# Aim of the exercise
Identify the lines containing the word "fuel". Copy each one.

# Supplied records
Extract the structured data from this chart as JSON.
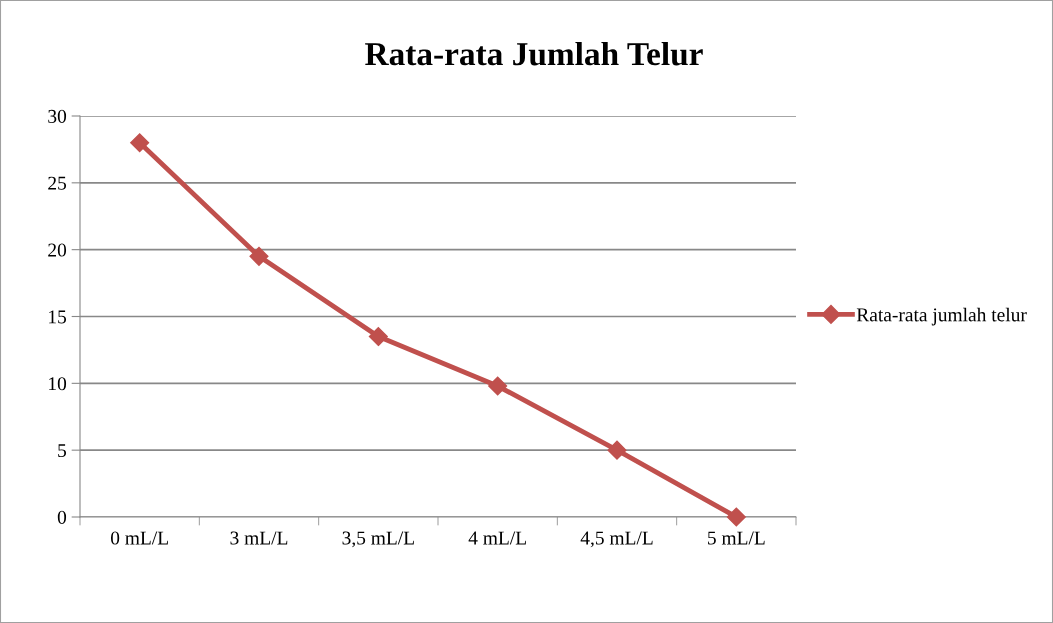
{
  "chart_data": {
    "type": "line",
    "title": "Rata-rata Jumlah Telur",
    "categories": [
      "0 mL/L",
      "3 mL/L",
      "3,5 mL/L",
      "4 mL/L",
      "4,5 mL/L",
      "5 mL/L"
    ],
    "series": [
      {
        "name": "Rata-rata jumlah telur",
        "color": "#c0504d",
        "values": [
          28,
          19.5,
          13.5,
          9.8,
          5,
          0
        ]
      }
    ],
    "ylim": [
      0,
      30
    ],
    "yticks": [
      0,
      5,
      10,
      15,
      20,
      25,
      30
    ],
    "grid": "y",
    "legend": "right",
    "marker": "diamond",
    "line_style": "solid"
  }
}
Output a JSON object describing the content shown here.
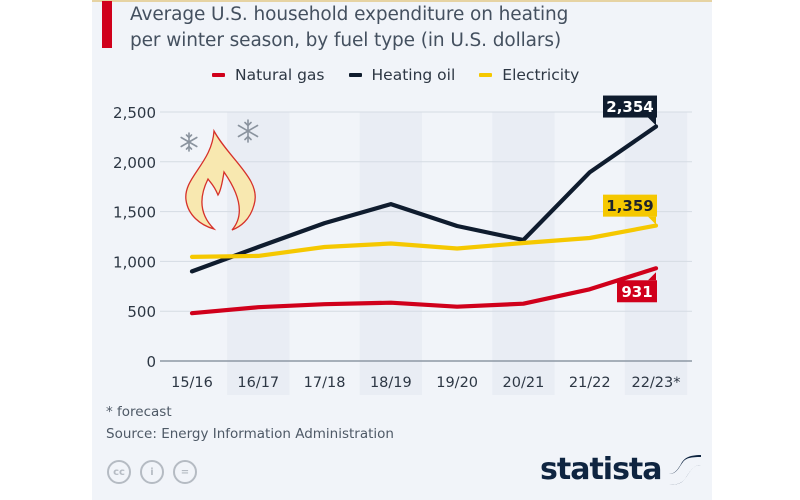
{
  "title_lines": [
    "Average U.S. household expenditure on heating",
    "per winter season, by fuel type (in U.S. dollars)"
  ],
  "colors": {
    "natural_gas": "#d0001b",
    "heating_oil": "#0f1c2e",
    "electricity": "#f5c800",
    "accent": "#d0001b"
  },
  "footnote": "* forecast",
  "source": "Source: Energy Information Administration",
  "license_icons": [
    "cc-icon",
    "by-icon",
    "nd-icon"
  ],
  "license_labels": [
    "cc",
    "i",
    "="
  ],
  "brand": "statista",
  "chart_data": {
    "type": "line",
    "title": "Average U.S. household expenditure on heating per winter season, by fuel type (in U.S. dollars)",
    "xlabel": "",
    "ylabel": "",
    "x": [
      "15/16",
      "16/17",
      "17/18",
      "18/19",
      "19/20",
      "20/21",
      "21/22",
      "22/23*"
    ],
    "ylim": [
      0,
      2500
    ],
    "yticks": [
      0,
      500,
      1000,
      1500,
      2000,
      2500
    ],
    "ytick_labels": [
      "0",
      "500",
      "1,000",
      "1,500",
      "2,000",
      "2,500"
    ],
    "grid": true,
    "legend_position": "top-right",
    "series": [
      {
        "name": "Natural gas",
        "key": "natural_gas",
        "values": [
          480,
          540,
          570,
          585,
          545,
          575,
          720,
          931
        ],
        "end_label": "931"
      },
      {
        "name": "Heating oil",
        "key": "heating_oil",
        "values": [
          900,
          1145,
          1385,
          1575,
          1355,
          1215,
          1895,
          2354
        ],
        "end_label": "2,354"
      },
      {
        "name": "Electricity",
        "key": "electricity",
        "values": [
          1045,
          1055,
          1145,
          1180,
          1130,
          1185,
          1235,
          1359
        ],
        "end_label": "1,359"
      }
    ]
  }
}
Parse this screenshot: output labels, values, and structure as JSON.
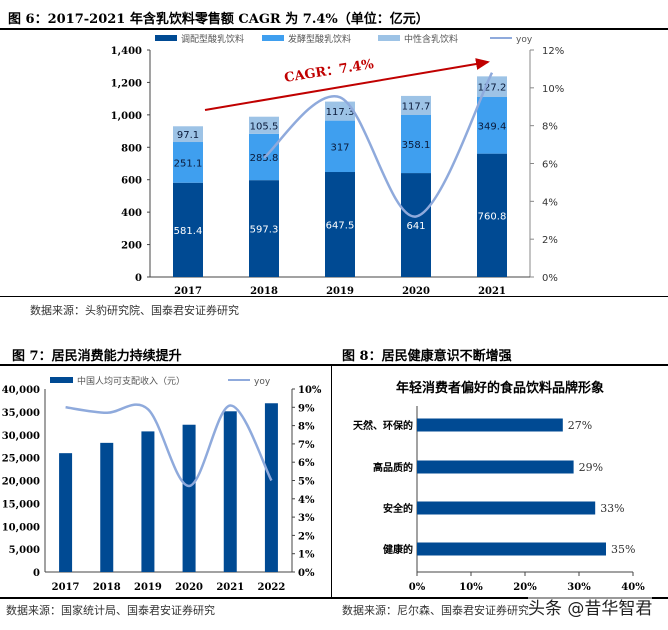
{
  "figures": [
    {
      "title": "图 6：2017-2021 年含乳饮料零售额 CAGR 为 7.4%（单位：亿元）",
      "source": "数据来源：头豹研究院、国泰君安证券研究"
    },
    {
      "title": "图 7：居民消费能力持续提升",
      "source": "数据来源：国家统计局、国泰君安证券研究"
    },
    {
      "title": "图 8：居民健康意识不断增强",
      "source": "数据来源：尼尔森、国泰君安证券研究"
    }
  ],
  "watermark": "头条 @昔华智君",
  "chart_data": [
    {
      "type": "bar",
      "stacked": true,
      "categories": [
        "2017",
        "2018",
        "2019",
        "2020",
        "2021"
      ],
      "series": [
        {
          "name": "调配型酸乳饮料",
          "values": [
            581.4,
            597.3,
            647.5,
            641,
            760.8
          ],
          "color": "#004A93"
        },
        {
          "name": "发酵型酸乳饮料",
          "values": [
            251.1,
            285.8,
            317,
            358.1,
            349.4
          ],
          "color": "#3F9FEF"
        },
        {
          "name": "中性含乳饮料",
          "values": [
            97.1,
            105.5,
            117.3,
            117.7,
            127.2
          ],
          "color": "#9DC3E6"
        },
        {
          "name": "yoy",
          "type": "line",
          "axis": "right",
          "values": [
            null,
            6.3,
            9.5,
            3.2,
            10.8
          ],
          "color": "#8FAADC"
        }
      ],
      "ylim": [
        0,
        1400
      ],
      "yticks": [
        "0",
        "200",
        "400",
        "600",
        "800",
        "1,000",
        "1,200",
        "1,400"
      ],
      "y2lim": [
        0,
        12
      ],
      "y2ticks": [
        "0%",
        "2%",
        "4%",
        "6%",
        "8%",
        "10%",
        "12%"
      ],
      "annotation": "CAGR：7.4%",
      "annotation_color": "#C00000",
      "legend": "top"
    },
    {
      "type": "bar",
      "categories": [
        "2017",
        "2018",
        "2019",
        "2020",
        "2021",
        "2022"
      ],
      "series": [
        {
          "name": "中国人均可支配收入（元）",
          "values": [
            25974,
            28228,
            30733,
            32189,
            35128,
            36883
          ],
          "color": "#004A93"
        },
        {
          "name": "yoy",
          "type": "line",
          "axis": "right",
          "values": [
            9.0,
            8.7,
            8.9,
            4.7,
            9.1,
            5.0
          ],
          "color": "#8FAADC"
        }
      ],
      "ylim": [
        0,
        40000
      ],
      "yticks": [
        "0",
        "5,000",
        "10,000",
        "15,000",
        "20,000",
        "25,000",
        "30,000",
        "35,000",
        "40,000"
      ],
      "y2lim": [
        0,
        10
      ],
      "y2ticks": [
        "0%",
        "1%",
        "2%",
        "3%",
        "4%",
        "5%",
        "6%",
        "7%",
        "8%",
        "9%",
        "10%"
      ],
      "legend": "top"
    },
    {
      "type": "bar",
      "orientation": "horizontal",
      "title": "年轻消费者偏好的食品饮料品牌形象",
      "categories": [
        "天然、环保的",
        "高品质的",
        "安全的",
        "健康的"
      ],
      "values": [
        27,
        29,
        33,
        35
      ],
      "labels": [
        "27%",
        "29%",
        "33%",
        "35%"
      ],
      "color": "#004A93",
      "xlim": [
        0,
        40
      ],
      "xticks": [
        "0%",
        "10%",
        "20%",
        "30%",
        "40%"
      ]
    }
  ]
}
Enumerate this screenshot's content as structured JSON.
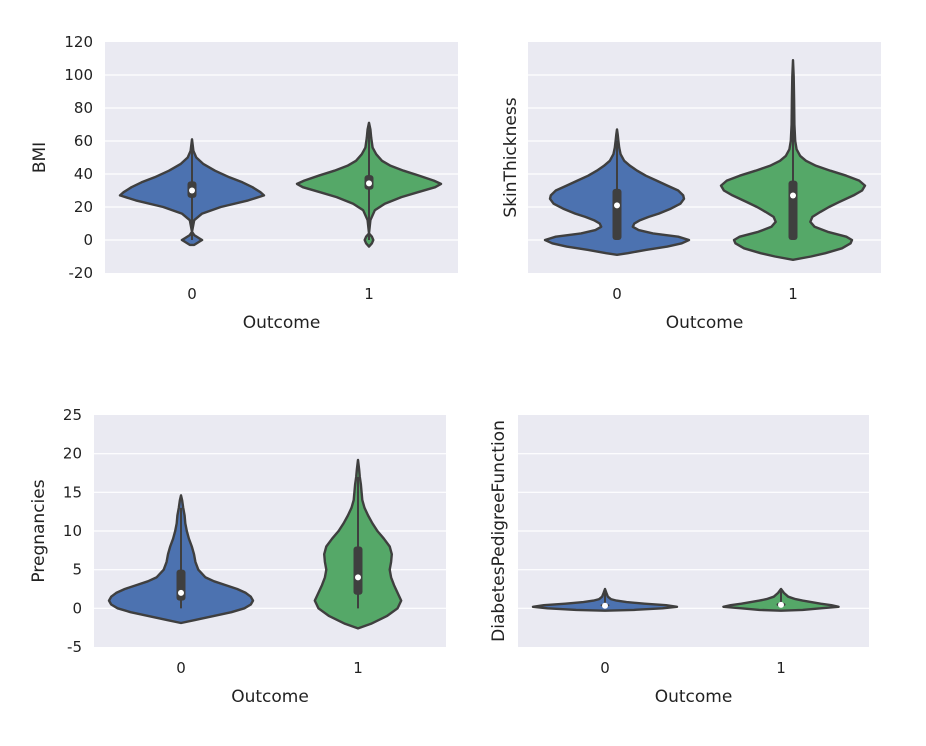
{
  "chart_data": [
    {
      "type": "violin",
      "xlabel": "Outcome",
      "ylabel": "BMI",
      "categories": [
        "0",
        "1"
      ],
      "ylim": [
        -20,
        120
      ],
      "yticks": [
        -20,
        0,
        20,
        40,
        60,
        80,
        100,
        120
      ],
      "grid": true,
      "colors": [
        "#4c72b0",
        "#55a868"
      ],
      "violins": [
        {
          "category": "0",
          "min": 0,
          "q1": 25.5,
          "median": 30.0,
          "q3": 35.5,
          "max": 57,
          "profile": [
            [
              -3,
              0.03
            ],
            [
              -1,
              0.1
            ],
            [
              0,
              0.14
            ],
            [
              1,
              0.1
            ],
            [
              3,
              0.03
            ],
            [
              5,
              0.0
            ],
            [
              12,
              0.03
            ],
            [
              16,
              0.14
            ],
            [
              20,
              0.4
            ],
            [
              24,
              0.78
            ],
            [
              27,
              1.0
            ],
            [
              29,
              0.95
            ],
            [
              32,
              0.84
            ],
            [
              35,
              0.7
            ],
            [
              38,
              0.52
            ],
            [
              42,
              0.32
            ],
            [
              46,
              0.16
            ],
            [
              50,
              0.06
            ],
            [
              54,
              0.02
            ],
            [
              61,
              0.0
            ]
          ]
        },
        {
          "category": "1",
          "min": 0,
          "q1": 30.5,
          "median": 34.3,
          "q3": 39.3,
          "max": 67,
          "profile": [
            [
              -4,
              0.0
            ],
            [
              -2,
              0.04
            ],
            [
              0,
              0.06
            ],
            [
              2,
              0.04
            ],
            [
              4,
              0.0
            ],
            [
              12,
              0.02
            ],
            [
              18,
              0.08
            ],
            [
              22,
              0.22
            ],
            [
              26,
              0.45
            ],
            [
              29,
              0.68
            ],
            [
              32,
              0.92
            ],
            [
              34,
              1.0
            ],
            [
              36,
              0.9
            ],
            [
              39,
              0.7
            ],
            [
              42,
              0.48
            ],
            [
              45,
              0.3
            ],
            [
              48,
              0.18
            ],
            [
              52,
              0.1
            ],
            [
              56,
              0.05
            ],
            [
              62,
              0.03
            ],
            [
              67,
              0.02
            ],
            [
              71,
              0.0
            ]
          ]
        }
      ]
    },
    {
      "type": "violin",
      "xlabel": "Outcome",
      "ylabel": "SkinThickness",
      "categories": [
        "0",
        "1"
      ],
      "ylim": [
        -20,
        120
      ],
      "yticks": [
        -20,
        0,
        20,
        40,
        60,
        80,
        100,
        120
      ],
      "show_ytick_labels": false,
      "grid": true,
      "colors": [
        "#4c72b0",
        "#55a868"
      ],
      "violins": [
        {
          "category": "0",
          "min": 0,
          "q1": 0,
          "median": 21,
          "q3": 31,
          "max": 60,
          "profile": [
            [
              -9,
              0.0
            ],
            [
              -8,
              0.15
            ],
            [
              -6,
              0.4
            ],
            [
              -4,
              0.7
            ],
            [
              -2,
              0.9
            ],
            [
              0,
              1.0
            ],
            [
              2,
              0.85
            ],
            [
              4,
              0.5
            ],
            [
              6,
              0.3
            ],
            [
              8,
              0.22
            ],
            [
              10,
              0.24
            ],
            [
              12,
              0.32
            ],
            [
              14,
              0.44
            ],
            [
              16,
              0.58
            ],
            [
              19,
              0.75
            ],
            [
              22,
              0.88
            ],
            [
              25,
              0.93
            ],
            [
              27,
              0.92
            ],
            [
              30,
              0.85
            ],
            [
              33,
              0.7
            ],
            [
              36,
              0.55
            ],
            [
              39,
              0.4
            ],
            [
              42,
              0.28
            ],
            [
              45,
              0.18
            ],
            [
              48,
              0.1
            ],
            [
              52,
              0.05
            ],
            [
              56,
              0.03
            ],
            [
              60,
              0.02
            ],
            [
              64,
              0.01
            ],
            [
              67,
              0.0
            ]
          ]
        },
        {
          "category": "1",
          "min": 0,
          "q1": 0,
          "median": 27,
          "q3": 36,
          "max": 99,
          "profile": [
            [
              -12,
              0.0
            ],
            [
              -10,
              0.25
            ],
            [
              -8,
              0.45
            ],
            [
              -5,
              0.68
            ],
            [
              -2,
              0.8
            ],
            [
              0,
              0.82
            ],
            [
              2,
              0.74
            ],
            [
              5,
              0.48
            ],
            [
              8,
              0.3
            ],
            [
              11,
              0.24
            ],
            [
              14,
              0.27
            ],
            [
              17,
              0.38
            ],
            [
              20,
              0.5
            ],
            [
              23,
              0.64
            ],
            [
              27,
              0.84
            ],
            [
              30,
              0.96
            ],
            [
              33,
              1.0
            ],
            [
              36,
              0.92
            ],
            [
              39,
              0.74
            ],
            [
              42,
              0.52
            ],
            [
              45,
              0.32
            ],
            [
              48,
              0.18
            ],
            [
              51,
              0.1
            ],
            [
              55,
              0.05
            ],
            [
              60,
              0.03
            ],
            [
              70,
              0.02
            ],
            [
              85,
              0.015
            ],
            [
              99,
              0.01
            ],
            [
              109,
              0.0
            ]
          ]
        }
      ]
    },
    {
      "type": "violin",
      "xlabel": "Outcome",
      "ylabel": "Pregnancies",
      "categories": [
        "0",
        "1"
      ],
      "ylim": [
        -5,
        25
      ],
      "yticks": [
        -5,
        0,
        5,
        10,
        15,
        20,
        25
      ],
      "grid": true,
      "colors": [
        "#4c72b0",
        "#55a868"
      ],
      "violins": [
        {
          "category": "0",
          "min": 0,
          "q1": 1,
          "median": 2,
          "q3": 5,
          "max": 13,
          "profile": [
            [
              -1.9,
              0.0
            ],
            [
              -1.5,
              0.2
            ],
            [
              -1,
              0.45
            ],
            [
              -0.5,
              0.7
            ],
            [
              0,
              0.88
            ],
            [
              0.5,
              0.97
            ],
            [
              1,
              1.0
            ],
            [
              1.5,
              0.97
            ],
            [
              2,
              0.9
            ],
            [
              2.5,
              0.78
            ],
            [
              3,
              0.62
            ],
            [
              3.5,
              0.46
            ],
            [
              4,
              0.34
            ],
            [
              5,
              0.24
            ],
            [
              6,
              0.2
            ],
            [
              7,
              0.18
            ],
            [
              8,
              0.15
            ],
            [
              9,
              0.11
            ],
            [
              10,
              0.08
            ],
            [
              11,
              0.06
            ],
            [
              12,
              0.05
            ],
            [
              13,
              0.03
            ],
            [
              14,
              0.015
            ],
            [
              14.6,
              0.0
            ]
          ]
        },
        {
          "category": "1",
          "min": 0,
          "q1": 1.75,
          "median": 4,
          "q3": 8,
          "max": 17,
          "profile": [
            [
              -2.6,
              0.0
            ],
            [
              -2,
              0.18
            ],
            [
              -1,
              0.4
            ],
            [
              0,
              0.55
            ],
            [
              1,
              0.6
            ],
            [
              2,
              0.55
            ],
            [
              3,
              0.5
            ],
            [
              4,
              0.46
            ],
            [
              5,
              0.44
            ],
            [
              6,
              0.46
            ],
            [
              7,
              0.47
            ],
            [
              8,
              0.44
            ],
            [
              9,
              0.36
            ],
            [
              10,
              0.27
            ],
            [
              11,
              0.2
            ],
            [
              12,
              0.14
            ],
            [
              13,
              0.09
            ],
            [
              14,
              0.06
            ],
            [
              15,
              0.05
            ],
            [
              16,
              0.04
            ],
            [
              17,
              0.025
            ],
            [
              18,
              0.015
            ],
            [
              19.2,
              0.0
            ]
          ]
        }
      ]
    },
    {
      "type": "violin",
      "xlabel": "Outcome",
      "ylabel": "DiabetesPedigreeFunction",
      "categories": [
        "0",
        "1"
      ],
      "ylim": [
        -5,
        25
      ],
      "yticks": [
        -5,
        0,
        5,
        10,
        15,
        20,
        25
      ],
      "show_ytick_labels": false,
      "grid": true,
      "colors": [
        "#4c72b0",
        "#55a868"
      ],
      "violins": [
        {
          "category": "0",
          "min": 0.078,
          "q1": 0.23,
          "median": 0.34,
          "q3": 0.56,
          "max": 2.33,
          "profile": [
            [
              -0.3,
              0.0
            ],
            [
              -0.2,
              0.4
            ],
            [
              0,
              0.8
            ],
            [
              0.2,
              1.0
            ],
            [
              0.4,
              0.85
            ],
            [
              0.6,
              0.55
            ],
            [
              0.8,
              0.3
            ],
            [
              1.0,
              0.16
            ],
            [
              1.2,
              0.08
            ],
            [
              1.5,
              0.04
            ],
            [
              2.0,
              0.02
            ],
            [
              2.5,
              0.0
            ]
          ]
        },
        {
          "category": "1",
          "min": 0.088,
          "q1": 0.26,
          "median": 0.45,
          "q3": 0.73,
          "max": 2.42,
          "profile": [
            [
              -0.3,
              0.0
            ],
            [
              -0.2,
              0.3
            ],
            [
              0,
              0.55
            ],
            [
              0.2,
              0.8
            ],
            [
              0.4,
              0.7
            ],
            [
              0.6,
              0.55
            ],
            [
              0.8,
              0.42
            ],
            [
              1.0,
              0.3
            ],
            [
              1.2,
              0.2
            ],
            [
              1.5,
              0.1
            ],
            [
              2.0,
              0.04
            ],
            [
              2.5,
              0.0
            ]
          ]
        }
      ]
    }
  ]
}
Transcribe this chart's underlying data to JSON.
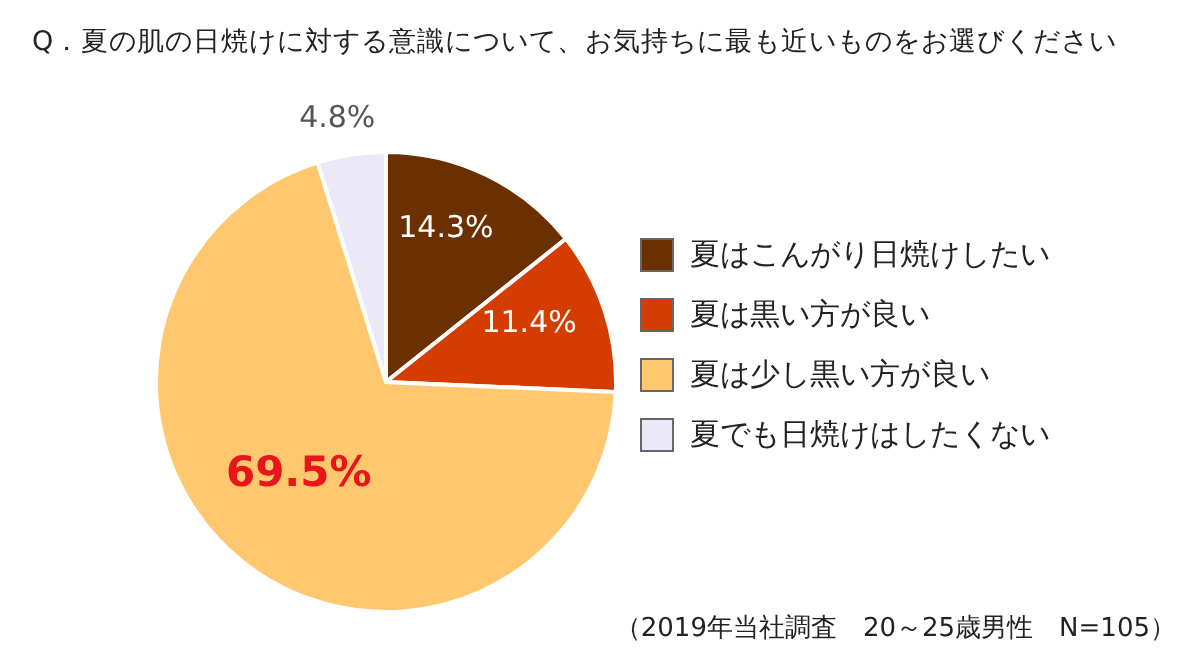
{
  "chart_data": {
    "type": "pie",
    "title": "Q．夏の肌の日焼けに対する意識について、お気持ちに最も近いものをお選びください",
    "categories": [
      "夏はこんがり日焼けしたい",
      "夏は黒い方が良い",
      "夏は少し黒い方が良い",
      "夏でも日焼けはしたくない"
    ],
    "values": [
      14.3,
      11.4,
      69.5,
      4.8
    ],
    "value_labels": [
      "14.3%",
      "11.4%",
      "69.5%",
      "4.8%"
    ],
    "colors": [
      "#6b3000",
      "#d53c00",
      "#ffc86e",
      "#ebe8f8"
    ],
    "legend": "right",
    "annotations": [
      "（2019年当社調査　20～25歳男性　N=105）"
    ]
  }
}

# Task result
    "per winter season, by fuel type (in U.S. dollars)"
    "title": "Average U.S. household expenditure on heating per winter season, by fuel type (in U.S. dollars)",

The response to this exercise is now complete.